INSTRUCTIONS TO FOLLOW |
Can the data below be set down again exactly, line for line?

Excerpt from a dataset:
* * *

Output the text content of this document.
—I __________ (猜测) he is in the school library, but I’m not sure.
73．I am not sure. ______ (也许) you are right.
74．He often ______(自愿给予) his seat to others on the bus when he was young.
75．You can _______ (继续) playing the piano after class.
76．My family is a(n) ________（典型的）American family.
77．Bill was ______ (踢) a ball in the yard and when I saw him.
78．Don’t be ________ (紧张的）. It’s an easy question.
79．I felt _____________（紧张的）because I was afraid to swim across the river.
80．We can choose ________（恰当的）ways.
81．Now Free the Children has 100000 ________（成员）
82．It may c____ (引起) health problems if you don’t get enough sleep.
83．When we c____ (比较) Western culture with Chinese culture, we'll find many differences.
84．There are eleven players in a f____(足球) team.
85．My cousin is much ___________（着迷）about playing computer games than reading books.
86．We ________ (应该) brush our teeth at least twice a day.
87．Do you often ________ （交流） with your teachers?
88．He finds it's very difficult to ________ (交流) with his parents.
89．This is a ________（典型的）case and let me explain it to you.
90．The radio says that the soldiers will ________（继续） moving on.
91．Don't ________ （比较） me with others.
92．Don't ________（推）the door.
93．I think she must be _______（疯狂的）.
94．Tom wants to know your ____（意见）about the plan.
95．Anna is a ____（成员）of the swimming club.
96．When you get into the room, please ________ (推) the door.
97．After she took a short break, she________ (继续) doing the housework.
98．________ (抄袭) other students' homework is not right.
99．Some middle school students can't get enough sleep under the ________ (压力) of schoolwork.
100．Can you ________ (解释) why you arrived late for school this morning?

* * *

THE COMPLETED TASK |
Output the text content of this document.
—I __________ (猜测) he is in the school library, but I’m not sure.
73．I am not sure. ______ (也许) you are right.
74．He often ______(自愿给予) his seat to others on the bus when he was young.
75．You can _______ (继续) playing the piano after class.
76．My family is a(n) ________（典型的）American family.
77．Bill was ______ (踢) a ball in the yard and when I saw him.
78．Don’t be ________ (紧张的）. It’s an easy question.
79．I felt _____________（紧张的）because I was afraid to swim across the river.
80．We can choose ________（恰当的）ways.
81．Now Free the Children has 100000 ________（成员）
82．It may c____ (引起) health problems if you don’t get enough sleep.
83．When we c____ (比较) Western culture with Chinese culture, we'll find many differences.
84．There are eleven players in a f____(足球) team.
85．My cousin is much ___________（着迷）about playing computer games than reading books.
86．We ________ (应该) brush our teeth at least twice a day.
87．Do you often ________ （交流） with your teachers?
88．He finds it's very difficult to ________ (交流) with his parents.
89．This is a ________（典型的）case and let me explain it to you.
90．The radio says that the soldiers will ________（继续） moving on.
91．Don't ________ （比较） me with others.
92．Don't ________（推）the door.
93．I think she must be _______（疯狂的）.
94．Tom wants to know your ____（意见）about the plan.
95．Anna is a ____（成员）of the swimming club.
96．When you get into the room, please ________ (推) the door.
97．After she took a short break, she________ (继续) doing the housework.
98．________ (抄袭) other students' homework is not right.
99．Some middle school students can't get enough sleep under the ________ (压力) of schoolwork.
100．Can you ________ (解释) why you arrived late for school this morning?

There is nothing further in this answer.